Passage
I get it: parenting a disabled child is sometimes exhausting, lonely work. It can be therapeutic to post your struggles online, where you may seek support from informed strangers outside your immediate social circle. It’s comforting to find a network of parents just like you, who can offer advice and guidance. While you are enjoying all this support, though, I urge you to take a moment to consider the focal point: your child. To what extent are you sacrificing their personal privacy for public solidarity? Are you surrendering too much detail about their lives where anyone at all can see it (including future employers, peers and so on)? Are you exposing potentially sensitive information that they may one day be upset by? The blogosphere can be a dangerous place to express unpopular opinions which may be why so few voices are countering the main viewpoint.

It’s one thing to blog about yourself. While I am relatively circumspect about what I discuss, I do write with intentional frankness. As someone once described it, my writing “goes there” and I’m proud of that. I do mention others and explore universal themes, but the blog will always have its roots in my personal experiences. Privacy, it seems, is a human right that is cherished less and less. If you’re going to endanger privacy, let it be your own.

When it comes to your disabled child, though, you should be as careful and thoughtful about your posting habits as you can. Ideally, you should remain anonymous, but if you can’t (or won’t), at least be cognizant of your actions’ potential impact. Maybe it feels liberating to hammer out a post after a long day of dealing with hardship. Maybe it gives you pride to compose a detailed article about how your blind daughter has finally figured out how to, say, navigate her first school independently. It feels great to share these things, I know. Our natural human desire to share everything that matters to us is what keeps Facebook and Instagram in business, after all. Just remember, as you fulfill this desire, that it’s not all about you.

Listed records

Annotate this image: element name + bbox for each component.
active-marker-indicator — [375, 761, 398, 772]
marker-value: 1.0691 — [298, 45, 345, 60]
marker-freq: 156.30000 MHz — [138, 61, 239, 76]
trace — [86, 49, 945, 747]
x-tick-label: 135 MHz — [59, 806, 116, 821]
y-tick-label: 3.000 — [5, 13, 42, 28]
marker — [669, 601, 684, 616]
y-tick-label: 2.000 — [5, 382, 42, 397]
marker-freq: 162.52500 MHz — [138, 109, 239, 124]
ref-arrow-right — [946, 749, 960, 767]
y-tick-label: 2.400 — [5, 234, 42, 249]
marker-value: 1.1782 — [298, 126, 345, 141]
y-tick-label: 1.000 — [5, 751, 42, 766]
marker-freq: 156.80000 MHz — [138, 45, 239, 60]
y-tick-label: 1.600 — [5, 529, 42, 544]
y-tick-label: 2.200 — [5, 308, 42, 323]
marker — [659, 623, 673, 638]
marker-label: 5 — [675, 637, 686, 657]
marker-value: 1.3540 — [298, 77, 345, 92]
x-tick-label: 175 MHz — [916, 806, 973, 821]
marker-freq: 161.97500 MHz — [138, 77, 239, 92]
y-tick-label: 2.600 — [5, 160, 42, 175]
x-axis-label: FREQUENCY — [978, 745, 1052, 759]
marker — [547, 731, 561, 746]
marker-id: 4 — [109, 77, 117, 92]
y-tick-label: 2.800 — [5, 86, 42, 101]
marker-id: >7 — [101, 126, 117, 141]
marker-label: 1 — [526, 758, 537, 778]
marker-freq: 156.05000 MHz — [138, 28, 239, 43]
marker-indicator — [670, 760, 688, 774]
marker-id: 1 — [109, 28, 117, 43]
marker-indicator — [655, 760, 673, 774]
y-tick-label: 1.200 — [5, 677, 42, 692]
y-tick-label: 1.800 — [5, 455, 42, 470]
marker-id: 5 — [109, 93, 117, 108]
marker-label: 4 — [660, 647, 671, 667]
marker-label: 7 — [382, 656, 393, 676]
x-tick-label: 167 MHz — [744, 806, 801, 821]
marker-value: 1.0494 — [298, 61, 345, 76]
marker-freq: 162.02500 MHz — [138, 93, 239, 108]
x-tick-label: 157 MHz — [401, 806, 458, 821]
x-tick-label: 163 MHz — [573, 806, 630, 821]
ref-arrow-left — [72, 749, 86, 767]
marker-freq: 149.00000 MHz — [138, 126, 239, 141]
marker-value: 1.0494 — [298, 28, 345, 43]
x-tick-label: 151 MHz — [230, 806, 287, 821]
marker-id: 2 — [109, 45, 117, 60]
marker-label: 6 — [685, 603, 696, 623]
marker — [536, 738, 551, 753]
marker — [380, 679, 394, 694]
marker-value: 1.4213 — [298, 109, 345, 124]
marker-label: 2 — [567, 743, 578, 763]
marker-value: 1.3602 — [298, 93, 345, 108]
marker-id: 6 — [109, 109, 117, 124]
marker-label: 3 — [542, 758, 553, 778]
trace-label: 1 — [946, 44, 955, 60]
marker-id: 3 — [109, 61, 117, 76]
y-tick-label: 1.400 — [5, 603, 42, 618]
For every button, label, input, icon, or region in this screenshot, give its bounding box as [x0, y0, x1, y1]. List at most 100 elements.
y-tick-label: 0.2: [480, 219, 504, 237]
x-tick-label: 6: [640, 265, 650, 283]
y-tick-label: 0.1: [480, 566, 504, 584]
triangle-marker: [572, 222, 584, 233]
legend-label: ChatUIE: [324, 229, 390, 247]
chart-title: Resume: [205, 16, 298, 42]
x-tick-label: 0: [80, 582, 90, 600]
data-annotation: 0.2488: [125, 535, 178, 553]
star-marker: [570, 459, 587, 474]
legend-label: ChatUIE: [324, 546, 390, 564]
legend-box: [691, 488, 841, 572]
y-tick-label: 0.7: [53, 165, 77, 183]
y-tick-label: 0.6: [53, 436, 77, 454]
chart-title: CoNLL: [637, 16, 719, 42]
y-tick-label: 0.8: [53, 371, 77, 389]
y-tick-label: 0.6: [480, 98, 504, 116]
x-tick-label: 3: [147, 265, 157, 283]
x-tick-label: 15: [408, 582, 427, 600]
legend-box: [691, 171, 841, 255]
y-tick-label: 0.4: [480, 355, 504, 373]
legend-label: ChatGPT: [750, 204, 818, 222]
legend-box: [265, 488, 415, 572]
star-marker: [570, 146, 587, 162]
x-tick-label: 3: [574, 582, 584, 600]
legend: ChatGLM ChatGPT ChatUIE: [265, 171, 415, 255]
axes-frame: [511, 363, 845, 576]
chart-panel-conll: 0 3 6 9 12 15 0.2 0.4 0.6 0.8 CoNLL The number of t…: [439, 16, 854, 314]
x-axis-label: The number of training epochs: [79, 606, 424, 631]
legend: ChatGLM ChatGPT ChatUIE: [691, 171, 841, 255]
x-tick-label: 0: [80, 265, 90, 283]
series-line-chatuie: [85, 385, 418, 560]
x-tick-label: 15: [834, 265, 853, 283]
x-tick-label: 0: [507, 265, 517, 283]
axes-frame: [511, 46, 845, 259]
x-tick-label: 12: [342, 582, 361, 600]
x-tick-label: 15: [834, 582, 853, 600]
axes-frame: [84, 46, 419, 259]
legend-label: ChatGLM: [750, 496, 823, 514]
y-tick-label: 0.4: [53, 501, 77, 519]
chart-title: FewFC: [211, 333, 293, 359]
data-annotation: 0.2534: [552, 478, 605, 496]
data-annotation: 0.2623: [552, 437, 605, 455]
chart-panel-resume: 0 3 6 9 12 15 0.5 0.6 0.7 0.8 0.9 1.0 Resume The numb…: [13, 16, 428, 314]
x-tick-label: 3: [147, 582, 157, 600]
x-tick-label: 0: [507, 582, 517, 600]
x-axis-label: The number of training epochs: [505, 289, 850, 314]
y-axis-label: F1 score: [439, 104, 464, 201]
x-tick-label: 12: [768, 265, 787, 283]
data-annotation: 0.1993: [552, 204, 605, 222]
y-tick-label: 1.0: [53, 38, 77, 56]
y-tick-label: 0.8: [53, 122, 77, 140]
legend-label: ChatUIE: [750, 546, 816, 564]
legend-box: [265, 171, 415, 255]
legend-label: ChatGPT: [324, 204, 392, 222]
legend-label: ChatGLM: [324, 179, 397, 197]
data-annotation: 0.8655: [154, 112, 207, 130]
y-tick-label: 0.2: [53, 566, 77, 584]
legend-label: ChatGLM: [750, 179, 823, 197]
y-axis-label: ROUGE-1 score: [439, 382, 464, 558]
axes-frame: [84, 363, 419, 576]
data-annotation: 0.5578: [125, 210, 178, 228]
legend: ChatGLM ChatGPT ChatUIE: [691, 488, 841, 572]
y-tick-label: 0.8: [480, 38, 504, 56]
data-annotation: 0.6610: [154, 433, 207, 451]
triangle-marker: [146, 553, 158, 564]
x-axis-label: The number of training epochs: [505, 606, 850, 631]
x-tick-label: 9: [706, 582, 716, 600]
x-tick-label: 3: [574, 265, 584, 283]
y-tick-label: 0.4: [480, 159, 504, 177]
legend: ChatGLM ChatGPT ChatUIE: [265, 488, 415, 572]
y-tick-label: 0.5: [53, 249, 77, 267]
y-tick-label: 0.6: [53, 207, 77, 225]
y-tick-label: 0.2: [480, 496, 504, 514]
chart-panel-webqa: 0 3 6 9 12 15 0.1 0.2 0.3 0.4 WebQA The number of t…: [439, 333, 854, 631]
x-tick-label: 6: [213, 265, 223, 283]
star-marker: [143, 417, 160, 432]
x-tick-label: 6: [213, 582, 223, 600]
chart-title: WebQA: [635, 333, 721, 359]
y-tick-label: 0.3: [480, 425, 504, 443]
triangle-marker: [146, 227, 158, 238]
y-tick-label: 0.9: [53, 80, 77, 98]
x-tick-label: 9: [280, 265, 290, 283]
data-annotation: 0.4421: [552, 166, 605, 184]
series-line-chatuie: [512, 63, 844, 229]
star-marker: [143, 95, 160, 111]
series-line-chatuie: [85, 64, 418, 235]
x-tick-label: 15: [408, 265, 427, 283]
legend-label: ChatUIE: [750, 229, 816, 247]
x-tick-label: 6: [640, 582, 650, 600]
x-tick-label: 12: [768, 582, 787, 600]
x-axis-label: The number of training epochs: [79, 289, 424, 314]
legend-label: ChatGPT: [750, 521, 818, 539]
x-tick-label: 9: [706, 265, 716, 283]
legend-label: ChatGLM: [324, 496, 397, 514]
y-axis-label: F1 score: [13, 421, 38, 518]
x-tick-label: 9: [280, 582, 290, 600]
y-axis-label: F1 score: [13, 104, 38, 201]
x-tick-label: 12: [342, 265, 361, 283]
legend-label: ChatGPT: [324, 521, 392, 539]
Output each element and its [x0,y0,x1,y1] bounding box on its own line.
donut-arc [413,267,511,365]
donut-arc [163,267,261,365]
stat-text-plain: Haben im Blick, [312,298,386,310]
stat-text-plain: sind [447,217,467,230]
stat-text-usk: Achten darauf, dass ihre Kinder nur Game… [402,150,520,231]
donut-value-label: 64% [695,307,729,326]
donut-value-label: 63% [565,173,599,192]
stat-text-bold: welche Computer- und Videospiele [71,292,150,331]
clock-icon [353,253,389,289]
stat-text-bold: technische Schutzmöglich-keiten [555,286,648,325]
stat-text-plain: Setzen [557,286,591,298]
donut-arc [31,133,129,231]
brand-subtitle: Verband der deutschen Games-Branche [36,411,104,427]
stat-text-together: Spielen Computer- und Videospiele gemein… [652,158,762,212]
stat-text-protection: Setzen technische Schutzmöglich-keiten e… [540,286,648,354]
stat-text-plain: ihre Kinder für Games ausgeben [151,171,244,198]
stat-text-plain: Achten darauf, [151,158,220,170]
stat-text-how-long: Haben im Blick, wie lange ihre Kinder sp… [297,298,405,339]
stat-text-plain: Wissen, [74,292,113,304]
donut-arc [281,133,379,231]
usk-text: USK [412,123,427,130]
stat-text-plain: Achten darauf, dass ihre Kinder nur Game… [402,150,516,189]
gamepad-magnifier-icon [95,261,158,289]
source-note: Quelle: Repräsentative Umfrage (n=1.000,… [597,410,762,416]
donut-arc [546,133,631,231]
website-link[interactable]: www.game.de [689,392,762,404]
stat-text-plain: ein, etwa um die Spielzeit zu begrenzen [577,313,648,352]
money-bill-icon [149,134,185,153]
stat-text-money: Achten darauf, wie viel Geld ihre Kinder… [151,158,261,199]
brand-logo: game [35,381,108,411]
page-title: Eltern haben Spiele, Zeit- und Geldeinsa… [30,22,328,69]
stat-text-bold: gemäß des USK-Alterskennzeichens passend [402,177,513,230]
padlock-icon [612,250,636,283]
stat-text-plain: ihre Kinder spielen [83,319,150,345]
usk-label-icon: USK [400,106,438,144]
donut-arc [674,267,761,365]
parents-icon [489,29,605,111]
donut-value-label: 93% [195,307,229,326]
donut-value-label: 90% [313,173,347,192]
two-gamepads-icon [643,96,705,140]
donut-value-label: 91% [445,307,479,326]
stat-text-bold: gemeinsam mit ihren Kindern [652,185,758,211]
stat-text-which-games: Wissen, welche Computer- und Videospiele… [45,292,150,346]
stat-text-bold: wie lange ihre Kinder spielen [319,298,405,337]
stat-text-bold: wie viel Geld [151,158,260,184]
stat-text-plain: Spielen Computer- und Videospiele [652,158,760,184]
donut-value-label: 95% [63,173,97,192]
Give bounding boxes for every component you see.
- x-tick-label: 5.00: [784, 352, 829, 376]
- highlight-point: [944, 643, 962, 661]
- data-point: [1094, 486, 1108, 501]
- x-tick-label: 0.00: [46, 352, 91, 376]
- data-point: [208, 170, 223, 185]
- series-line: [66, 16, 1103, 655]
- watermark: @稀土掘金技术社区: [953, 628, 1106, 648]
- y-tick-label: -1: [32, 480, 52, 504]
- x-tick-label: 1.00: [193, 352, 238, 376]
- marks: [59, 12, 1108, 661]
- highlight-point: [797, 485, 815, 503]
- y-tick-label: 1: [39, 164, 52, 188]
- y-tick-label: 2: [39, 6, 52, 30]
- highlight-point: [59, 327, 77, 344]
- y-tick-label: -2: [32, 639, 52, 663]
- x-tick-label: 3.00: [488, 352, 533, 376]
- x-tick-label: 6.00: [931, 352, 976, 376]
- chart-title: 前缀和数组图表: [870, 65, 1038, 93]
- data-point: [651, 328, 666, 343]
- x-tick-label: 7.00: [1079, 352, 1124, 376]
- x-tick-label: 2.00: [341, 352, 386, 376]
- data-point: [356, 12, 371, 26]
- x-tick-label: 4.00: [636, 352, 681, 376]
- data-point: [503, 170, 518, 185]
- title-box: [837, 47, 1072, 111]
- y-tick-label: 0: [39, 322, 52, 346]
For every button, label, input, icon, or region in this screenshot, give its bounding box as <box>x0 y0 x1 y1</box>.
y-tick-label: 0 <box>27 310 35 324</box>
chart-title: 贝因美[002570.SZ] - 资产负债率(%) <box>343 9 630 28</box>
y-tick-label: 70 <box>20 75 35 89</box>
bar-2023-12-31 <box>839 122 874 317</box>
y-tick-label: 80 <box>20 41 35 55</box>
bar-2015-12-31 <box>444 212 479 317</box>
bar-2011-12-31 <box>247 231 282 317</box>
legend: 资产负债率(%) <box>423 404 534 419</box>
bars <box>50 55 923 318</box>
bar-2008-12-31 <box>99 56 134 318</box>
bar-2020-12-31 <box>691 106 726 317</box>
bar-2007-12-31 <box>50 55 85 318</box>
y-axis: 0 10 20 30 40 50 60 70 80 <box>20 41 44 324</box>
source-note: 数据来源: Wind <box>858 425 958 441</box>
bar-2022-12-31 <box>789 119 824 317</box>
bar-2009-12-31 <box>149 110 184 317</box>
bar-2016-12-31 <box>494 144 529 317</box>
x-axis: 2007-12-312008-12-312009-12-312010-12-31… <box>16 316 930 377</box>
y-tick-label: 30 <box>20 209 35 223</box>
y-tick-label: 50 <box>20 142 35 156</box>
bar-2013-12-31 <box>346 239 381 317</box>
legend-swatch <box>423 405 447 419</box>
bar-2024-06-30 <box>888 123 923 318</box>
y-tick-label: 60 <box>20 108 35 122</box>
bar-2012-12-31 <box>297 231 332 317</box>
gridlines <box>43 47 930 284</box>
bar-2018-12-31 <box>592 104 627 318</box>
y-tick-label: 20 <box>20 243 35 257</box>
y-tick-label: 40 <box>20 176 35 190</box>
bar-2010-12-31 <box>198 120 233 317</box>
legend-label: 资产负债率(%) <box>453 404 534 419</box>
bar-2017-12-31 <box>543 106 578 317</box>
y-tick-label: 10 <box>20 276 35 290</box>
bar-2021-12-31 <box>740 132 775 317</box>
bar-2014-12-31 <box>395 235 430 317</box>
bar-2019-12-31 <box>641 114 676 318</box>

Your goal
Please return the passage on parents posting about their disabled children online, reproducing it in full with every word and punctuation mark unchanged.

Task answer
I get it: parenting a disabled child is sometimes exhausting, lonely work. It can be therapeutic to post your struggles online, where you may seek support from informed strangers outside your immediate social circle. It’s comforting to find a network of parents just like you, who can offer advice and guidance. While you are enjoying all this support, though, I urge you to take a moment to consider the focal point: your child. To what extent are you sacrificing their personal privacy for public solidarity? Are you surrendering too much detail about their lives where anyone at all can see it (including future employers, peers and so on)? Are you exposing potentially sensitive information that they may one day be upset by? The blogosphere can be a dangerous place to express unpopular opinions which may be why so few voices are countering the main viewpoint.

It’s one thing to blog about yourself. While I am relatively circumspect about what I discuss, I do write with intentional frankness. As someone once described it, my writing “goes there” and I’m proud of that. I do mention others and explore universal themes, but the blog will always have its roots in my personal experiences. Privacy, it seems, is a human right that is cherished less and less. If you’re going to endanger privacy, let it be your own.

When it comes to your disabled child, though, you should be as careful and thoughtful about your posting habits as you can. Ideally, you should remain anonymous, but if you can’t (or won’t), at least be cognizant of your actions’ potential impact. Maybe it feels liberating to hammer out a post after a long day of dealing with hardship. Maybe it gives you pride to compose a detailed article about how your blind daughter has finally figured out how to, say, navigate her first school independently. It feels great to share these things, I know. Our natural human desire to share everything that matters to us is what keeps Facebook and Instagram in business, after all. Just remember, as you fulfill this desire, that it’s not all about you.